**Supplied entries:**

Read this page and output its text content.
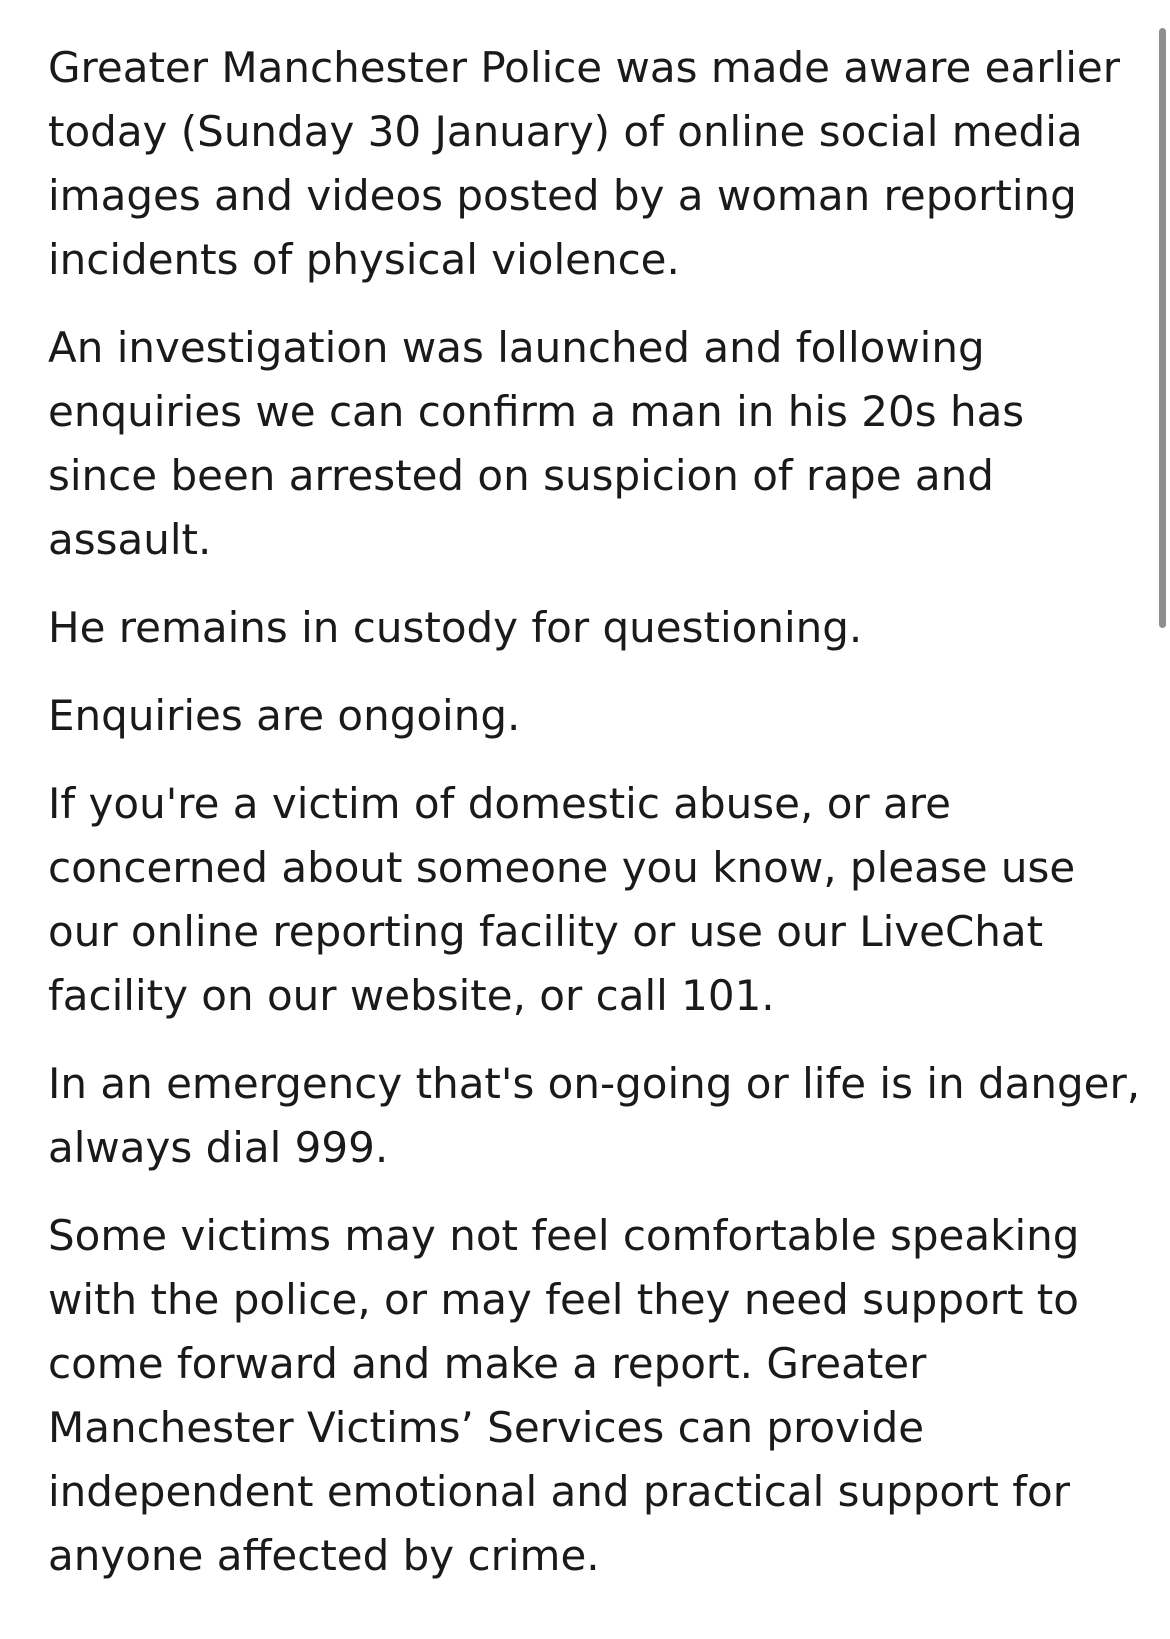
Greater Manchester Police was made aware earlier
today (Sunday 30 January) of online social media
images and videos posted by a woman reporting
incidents of physical violence.

An investigation was launched and following
enquiries we can confirm a man in his 20s has
since been arrested on suspicion of rape and
assault.

He remains in custody for questioning.

Enquiries are ongoing.

If you're a victim of domestic abuse, or are
concerned about someone you know, please use
our online reporting facility or use our LiveChat
facility on our website, or call 101.

In an emergency that's on-going or life is in danger,
always dial 999.

Some victims may not feel comfortable speaking
with the police, or may feel they need support to
come forward and make a report. Greater
Manchester Victims’ Services can provide
independent emotional and practical support for
anyone affected by crime.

**Required work:** Retype every record above exactly as written, but leave out the pictures.

**Result:**
Read this page and output its text content.
Greater Manchester Police was made aware earlier
today (Sunday 30 January) of online social media
images and videos posted by a woman reporting
incidents of physical violence.

An investigation was launched and following
enquiries we can confirm a man in his 20s has
since been arrested on suspicion of rape and
assault.

He remains in custody for questioning.

Enquiries are ongoing.

If you're a victim of domestic abuse, or are
concerned about someone you know, please use
our online reporting facility or use our LiveChat
facility on our website, or call 101.

In an emergency that's on-going or life is in danger,
always dial 999.

Some victims may not feel comfortable speaking
with the police, or may feel they need support to
come forward and make a report. Greater
Manchester Victims’ Services can provide
independent emotional and practical support for
anyone affected by crime.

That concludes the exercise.